#### Exercise task
Write out the material exactly. Do not include the pictures.

Data records:
####################

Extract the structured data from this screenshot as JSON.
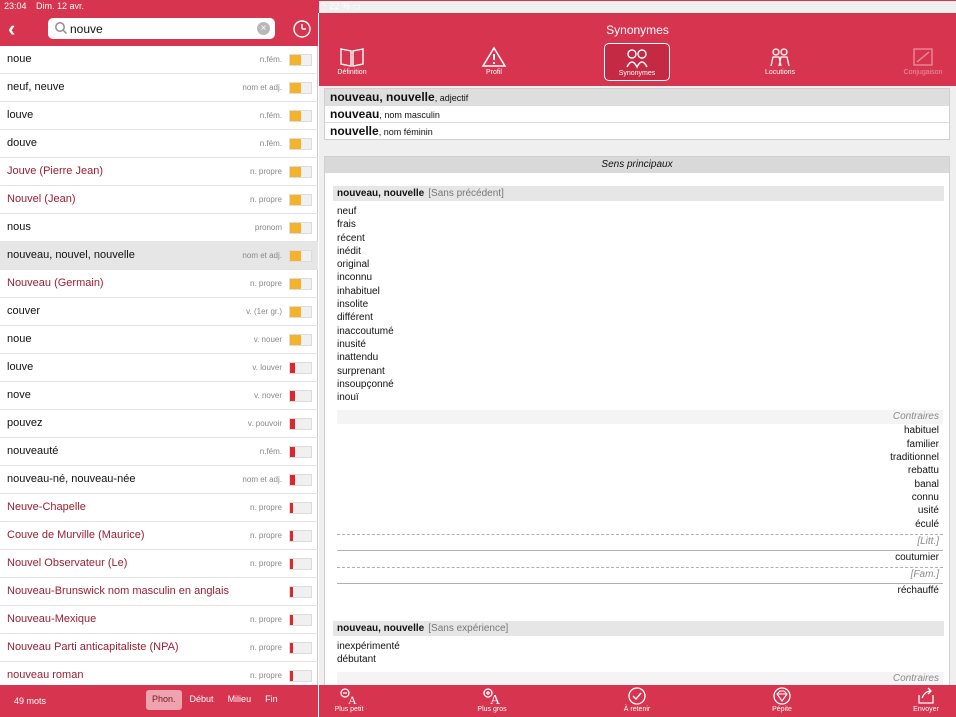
{
  "status": {
    "time": "23:04",
    "date": "Dim. 12 avr.",
    "battery": "22 %"
  },
  "search": {
    "query": "nouve"
  },
  "words": [
    {
      "word": "noue",
      "cat": "n.fém.",
      "proper": false,
      "level": 2,
      "color": "#f4b32a"
    },
    {
      "word": "neuf, neuve",
      "cat": "nom et adj.",
      "proper": false,
      "level": 2,
      "color": "#f4b32a"
    },
    {
      "word": "louve",
      "cat": "n.fém.",
      "proper": false,
      "level": 2,
      "color": "#f4b32a"
    },
    {
      "word": "douve",
      "cat": "n.fém.",
      "proper": false,
      "level": 2,
      "color": "#f4b32a"
    },
    {
      "word": "Jouve (Pierre Jean)",
      "cat": "n. propre",
      "proper": true,
      "level": 2,
      "color": "#f4b32a"
    },
    {
      "word": "Nouvel (Jean)",
      "cat": "n. propre",
      "proper": true,
      "level": 2,
      "color": "#f4b32a"
    },
    {
      "word": "nous",
      "cat": "pronom",
      "proper": false,
      "level": 2,
      "color": "#f4b32a"
    },
    {
      "word": "nouveau, nouvel, nouvelle",
      "cat": "nom et adj.",
      "proper": false,
      "level": 2,
      "color": "#f4b32a",
      "selected": true
    },
    {
      "word": "Nouveau (Germain)",
      "cat": "n. propre",
      "proper": true,
      "level": 2,
      "color": "#f4b32a"
    },
    {
      "word": "couver",
      "cat": "v. (1er gr.)",
      "proper": false,
      "level": 2,
      "color": "#f4b32a"
    },
    {
      "word": "noue",
      "cat": "v. nouer",
      "proper": false,
      "level": 2,
      "color": "#f4b32a"
    },
    {
      "word": "louve",
      "cat": "v. louver",
      "proper": false,
      "level": 1,
      "color": "#d9282f"
    },
    {
      "word": "nove",
      "cat": "v. nover",
      "proper": false,
      "level": 1,
      "color": "#d9282f"
    },
    {
      "word": "pouvez",
      "cat": "v. pouvoir",
      "proper": false,
      "level": 1,
      "color": "#d9282f"
    },
    {
      "word": "nouveauté",
      "cat": "n.fém.",
      "proper": false,
      "level": 1,
      "color": "#d9282f"
    },
    {
      "word": "nouveau-né, nouveau-née",
      "cat": "nom et adj.",
      "proper": false,
      "level": 1,
      "color": "#d9282f"
    },
    {
      "word": "Neuve-Chapelle",
      "cat": "n. propre",
      "proper": true,
      "level": 0.5,
      "color": "#d9282f"
    },
    {
      "word": "Couve de Murville (Maurice)",
      "cat": "n. propre",
      "proper": true,
      "level": 0.5,
      "color": "#d9282f"
    },
    {
      "word": "Nouvel Observateur (Le)",
      "cat": "n. propre",
      "proper": true,
      "level": 0.5,
      "color": "#d9282f"
    },
    {
      "word": "Nouveau-Brunswick nom masculin en anglais",
      "cat": "",
      "proper": true,
      "level": 0.5,
      "color": "#d9282f"
    },
    {
      "word": "Nouveau-Mexique",
      "cat": "n. propre",
      "proper": true,
      "level": 0.5,
      "color": "#d9282f"
    },
    {
      "word": "Nouveau Parti anticapitaliste (NPA)",
      "cat": "n. propre",
      "proper": true,
      "level": 0.5,
      "color": "#d9282f"
    },
    {
      "word": "nouveau roman",
      "cat": "n. propre",
      "proper": true,
      "level": 0.5,
      "color": "#d9282f"
    }
  ],
  "footer_left": {
    "count": "49 mots",
    "modes": [
      "Phon.",
      "Début",
      "Milieu",
      "Fin"
    ],
    "active_mode": 0
  },
  "header_right": {
    "title": "Synonymes"
  },
  "tabs": [
    {
      "label": "Définition",
      "icon": "book-icon"
    },
    {
      "label": "Profil",
      "icon": "warning-icon"
    },
    {
      "label": "Synonymes",
      "icon": "twins-icon",
      "active": true
    },
    {
      "label": "Locutions",
      "icon": "locutions-icon"
    },
    {
      "label": "Conjugaison",
      "icon": "conjugation-icon",
      "disabled": true
    }
  ],
  "entries": [
    {
      "headword": "nouveau, nouvelle",
      "pos": ", adjectif",
      "active": true
    },
    {
      "headword": "nouveau",
      "pos": ", nom masculin"
    },
    {
      "headword": "nouvelle",
      "pos": ", nom féminin"
    }
  ],
  "synonyms": {
    "section_title": "Sens principaux",
    "senses": [
      {
        "headword": "nouveau, nouvelle",
        "note": "[Sans précédent]",
        "words": [
          "neuf",
          "frais",
          "récent",
          "inédit",
          "original",
          "inconnu",
          "inhabituel",
          "insolite",
          "différent",
          "inaccoutumé",
          "inusité",
          "inattendu",
          "surprenant",
          "insoupçonné",
          "inouï"
        ],
        "contraires_label": "Contraires",
        "contraires": [
          "habituel",
          "familier",
          "traditionnel",
          "rebattu",
          "banal",
          "connu",
          "usité",
          "éculé"
        ],
        "registers": [
          {
            "label": "[Litt.]",
            "word": "coutumier"
          },
          {
            "label": "[Fam.]",
            "word": "réchauffé"
          }
        ]
      },
      {
        "headword": "nouveau, nouvelle",
        "note": "[Sans expérience]",
        "words": [
          "inexpérimenté",
          "débutant"
        ],
        "contraires_label": "Contraires"
      }
    ]
  },
  "footer_right": [
    {
      "label": "Plus petit",
      "icon": "text-smaller-icon"
    },
    {
      "label": "Plus gros",
      "icon": "text-larger-icon"
    },
    {
      "label": "À retenir",
      "icon": "checkmark-icon"
    },
    {
      "label": "Pépite",
      "icon": "gem-icon"
    },
    {
      "label": "Envoyer",
      "icon": "share-icon"
    }
  ]
}
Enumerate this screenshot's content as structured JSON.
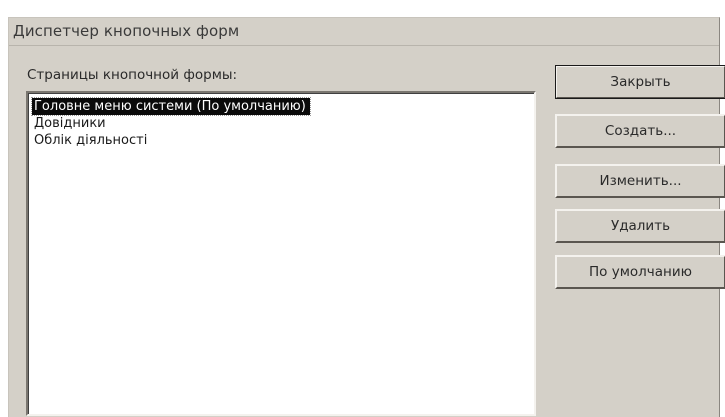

####################

#### Solution to this task
Extract the structured data from this screenshot as JSON.
{
  "status": {
    "time": "23:04",
    "date": "Dim. 12 avr.",
    "battery": "22 %"
  },
  "search": {
    "query": "nouve"
  },
  "words": [
    {
      "word": "noue",
      "cat": "n.fém.",
      "proper": false,
      "level": 2,
      "color": "#f4b32a"
    },
    {
      "word": "neuf, neuve",
      "cat": "nom et adj.",
      "proper": false,
      "level": 2,
      "color": "#f4b32a"
    },
    {
      "word": "louve",
      "cat": "n.fém.",
      "proper": false,
      "level": 2,
      "color": "#f4b32a"
    },
    {
      "word": "douve",
      "cat": "n.fém.",
      "proper": false,
      "level": 2,
      "color": "#f4b32a"
    },
    {
      "word": "Jouve (Pierre Jean)",
      "cat": "n. propre",
      "proper": true,
      "level": 2,
      "color": "#f4b32a"
    },
    {
      "word": "Nouvel (Jean)",
      "cat": "n. propre",
      "proper": true,
      "level": 2,
      "color": "#f4b32a"
    },
    {
      "word": "nous",
      "cat": "pronom",
      "proper": false,
      "level": 2,
      "color": "#f4b32a"
    },
    {
      "word": "nouveau, nouvel, nouvelle",
      "cat": "nom et adj.",
      "proper": false,
      "level": 2,
      "color": "#f4b32a",
      "selected": true
    },
    {
      "word": "Nouveau (Germain)",
      "cat": "n. propre",
      "proper": true,
      "level": 2,
      "color": "#f4b32a"
    },
    {
      "word": "couver",
      "cat": "v. (1er gr.)",
      "proper": false,
      "level": 2,
      "color": "#f4b32a"
    },
    {
      "word": "noue",
      "cat": "v. nouer",
      "proper": false,
      "level": 2,
      "color": "#f4b32a"
    },
    {
      "word": "louve",
      "cat": "v. louver",
      "proper": false,
      "level": 1,
      "color": "#d9282f"
    },
    {
      "word": "nove",
      "cat": "v. nover",
      "proper": false,
      "level": 1,
      "color": "#d9282f"
    },
    {
      "word": "pouvez",
      "cat": "v. pouvoir",
      "proper": false,
      "level": 1,
      "color": "#d9282f"
    },
    {
      "word": "nouveauté",
      "cat": "n.fém.",
      "proper": false,
      "level": 1,
      "color": "#d9282f"
    },
    {
      "word": "nouveau-né, nouveau-née",
      "cat": "nom et adj.",
      "proper": false,
      "level": 1,
      "color": "#d9282f"
    },
    {
      "word": "Neuve-Chapelle",
      "cat": "n. propre",
      "proper": true,
      "level": 0.5,
      "color": "#d9282f"
    },
    {
      "word": "Couve de Murville (Maurice)",
      "cat": "n. propre",
      "proper": true,
      "level": 0.5,
      "color": "#d9282f"
    },
    {
      "word": "Nouvel Observateur (Le)",
      "cat": "n. propre",
      "proper": true,
      "level": 0.5,
      "color": "#d9282f"
    },
    {
      "word": "Nouveau-Brunswick nom masculin en anglais",
      "cat": "",
      "proper": true,
      "level": 0.5,
      "color": "#d9282f"
    },
    {
      "word": "Nouveau-Mexique",
      "cat": "n. propre",
      "proper": true,
      "level": 0.5,
      "color": "#d9282f"
    },
    {
      "word": "Nouveau Parti anticapitaliste (NPA)",
      "cat": "n. propre",
      "proper": true,
      "level": 0.5,
      "color": "#d9282f"
    },
    {
      "word": "nouveau roman",
      "cat": "n. propre",
      "proper": true,
      "level": 0.5,
      "color": "#d9282f"
    }
  ],
  "footer_left": {
    "count": "49 mots",
    "modes": [
      "Phon.",
      "Début",
      "Milieu",
      "Fin"
    ],
    "active_mode": 0
  },
  "header_right": {
    "title": "Synonymes"
  },
  "tabs": [
    {
      "label": "Définition",
      "icon": "book-icon"
    },
    {
      "label": "Profil",
      "icon": "warning-icon"
    },
    {
      "label": "Synonymes",
      "icon": "twins-icon",
      "active": true
    },
    {
      "label": "Locutions",
      "icon": "locutions-icon"
    },
    {
      "label": "Conjugaison",
      "icon": "conjugation-icon",
      "disabled": true
    }
  ],
  "entries": [
    {
      "headword": "nouveau, nouvelle",
      "pos": ", adjectif",
      "active": true
    },
    {
      "headword": "nouveau",
      "pos": ", nom masculin"
    },
    {
      "headword": "nouvelle",
      "pos": ", nom féminin"
    }
  ],
  "synonyms": {
    "section_title": "Sens principaux",
    "senses": [
      {
        "headword": "nouveau, nouvelle",
        "note": "[Sans précédent]",
        "words": [
          "neuf",
          "frais",
          "récent",
          "inédit",
          "original",
          "inconnu",
          "inhabituel",
          "insolite",
          "différent",
          "inaccoutumé",
          "inusité",
          "inattendu",
          "surprenant",
          "insoupçonné",
          "inouï"
        ],
        "contraires_label": "Contraires",
        "contraires": [
          "habituel",
          "familier",
          "traditionnel",
          "rebattu",
          "banal",
          "connu",
          "usité",
          "éculé"
        ],
        "registers": [
          {
            "label": "[Litt.]",
            "word": "coutumier"
          },
          {
            "label": "[Fam.]",
            "word": "réchauffé"
          }
        ]
      },
      {
        "headword": "nouveau, nouvelle",
        "note": "[Sans expérience]",
        "words": [
          "inexpérimenté",
          "débutant"
        ],
        "contraires_label": "Contraires"
      }
    ]
  },
  "footer_right": [
    {
      "label": "Plus petit",
      "icon": "text-smaller-icon"
    },
    {
      "label": "Plus gros",
      "icon": "text-larger-icon"
    },
    {
      "label": "À retenir",
      "icon": "checkmark-icon"
    },
    {
      "label": "Pépite",
      "icon": "gem-icon"
    },
    {
      "label": "Envoyer",
      "icon": "share-icon"
    }
  ]
}
Enumerate this screenshot's content as structured JSON.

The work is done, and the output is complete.